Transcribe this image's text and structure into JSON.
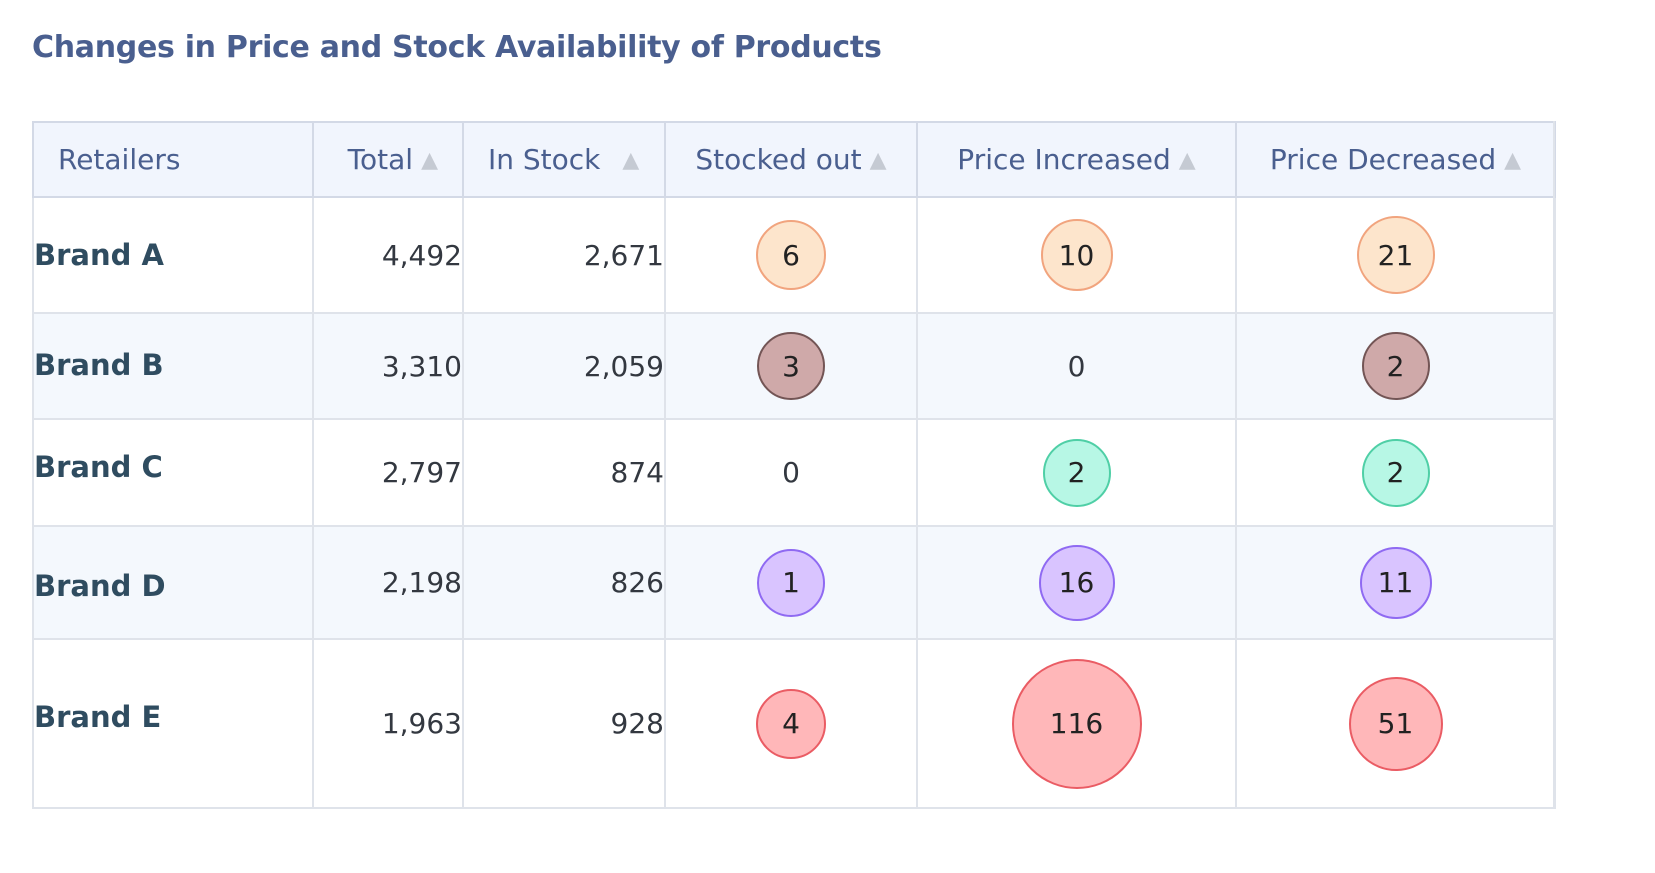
{
  "page": {
    "title": "Changes in Price and Stock Availability of Products"
  },
  "table": {
    "columns": [
      {
        "label": "Retailers",
        "sort_icon": "sort-asc-icon",
        "sortable": false
      },
      {
        "label": "Total",
        "sort_icon": "sort-asc-icon",
        "sortable": true
      },
      {
        "label": "In Stock",
        "sort_icon": "sort-asc-icon",
        "sortable": true
      },
      {
        "label": "Stocked out",
        "sort_icon": "sort-asc-icon",
        "sortable": true
      },
      {
        "label": "Price Increased",
        "sort_icon": "sort-asc-icon",
        "sortable": true
      },
      {
        "label": "Price Decreased",
        "sort_icon": "sort-asc-icon",
        "sortable": true
      }
    ],
    "sort_glyph": "▲",
    "rows": [
      {
        "retailer": "Brand A",
        "total": "4,492",
        "in_stock": "2,671",
        "stocked_out": "6",
        "price_increased": "10",
        "price_decreased": "21",
        "tone": "a"
      },
      {
        "retailer": "Brand B",
        "total": "3,310",
        "in_stock": "2,059",
        "stocked_out": "3",
        "price_increased": "0",
        "price_decreased": "2",
        "tone": "b"
      },
      {
        "retailer": "Brand C",
        "total": "2,797",
        "in_stock": "874",
        "stocked_out": "0",
        "price_increased": "2",
        "price_decreased": "2",
        "tone": "c"
      },
      {
        "retailer": "Brand D",
        "total": "2,198",
        "in_stock": "826",
        "stocked_out": "1",
        "price_increased": "16",
        "price_decreased": "11",
        "tone": "d"
      },
      {
        "retailer": "Brand E",
        "total": "1,963",
        "in_stock": "928",
        "stocked_out": "4",
        "price_increased": "116",
        "price_decreased": "51",
        "tone": "e"
      }
    ]
  },
  "colors": {
    "title": "#4a5f8f",
    "header_bg": "#f1f5fd",
    "row_stripe": "#f4f8fd",
    "tone_a": {
      "fill": "#fde5cc",
      "stroke": "#f1a47e"
    },
    "tone_b": {
      "fill": "#cfa9a9",
      "stroke": "#735555"
    },
    "tone_c": {
      "fill": "#b7f7e5",
      "stroke": "#4fcfa6"
    },
    "tone_d": {
      "fill": "#d9c4ff",
      "stroke": "#8f6af2"
    },
    "tone_e": {
      "fill": "#ffb7b9",
      "stroke": "#ea5c64"
    }
  }
}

■ ■ ■ ■ ■

• [WHAT IS BEING ASKED] Give every line back word for word and leave the pictures out.

• [EXERCISE ANSWER]
Transcribe this image's text and structure into JSON.
{
  "page": {
    "title": "Changes in Price and Stock Availability of Products"
  },
  "table": {
    "columns": [
      {
        "label": "Retailers",
        "sort_icon": "sort-asc-icon",
        "sortable": false
      },
      {
        "label": "Total",
        "sort_icon": "sort-asc-icon",
        "sortable": true
      },
      {
        "label": "In Stock",
        "sort_icon": "sort-asc-icon",
        "sortable": true
      },
      {
        "label": "Stocked out",
        "sort_icon": "sort-asc-icon",
        "sortable": true
      },
      {
        "label": "Price Increased",
        "sort_icon": "sort-asc-icon",
        "sortable": true
      },
      {
        "label": "Price Decreased",
        "sort_icon": "sort-asc-icon",
        "sortable": true
      }
    ],
    "sort_glyph": "▲",
    "rows": [
      {
        "retailer": "Brand A",
        "total": "4,492",
        "in_stock": "2,671",
        "stocked_out": "6",
        "price_increased": "10",
        "price_decreased": "21",
        "tone": "a"
      },
      {
        "retailer": "Brand B",
        "total": "3,310",
        "in_stock": "2,059",
        "stocked_out": "3",
        "price_increased": "0",
        "price_decreased": "2",
        "tone": "b"
      },
      {
        "retailer": "Brand C",
        "total": "2,797",
        "in_stock": "874",
        "stocked_out": "0",
        "price_increased": "2",
        "price_decreased": "2",
        "tone": "c"
      },
      {
        "retailer": "Brand D",
        "total": "2,198",
        "in_stock": "826",
        "stocked_out": "1",
        "price_increased": "16",
        "price_decreased": "11",
        "tone": "d"
      },
      {
        "retailer": "Brand E",
        "total": "1,963",
        "in_stock": "928",
        "stocked_out": "4",
        "price_increased": "116",
        "price_decreased": "51",
        "tone": "e"
      }
    ]
  },
  "colors": {
    "title": "#4a5f8f",
    "header_bg": "#f1f5fd",
    "row_stripe": "#f4f8fd",
    "tone_a": {
      "fill": "#fde5cc",
      "stroke": "#f1a47e"
    },
    "tone_b": {
      "fill": "#cfa9a9",
      "stroke": "#735555"
    },
    "tone_c": {
      "fill": "#b7f7e5",
      "stroke": "#4fcfa6"
    },
    "tone_d": {
      "fill": "#d9c4ff",
      "stroke": "#8f6af2"
    },
    "tone_e": {
      "fill": "#ffb7b9",
      "stroke": "#ea5c64"
    }
  }
}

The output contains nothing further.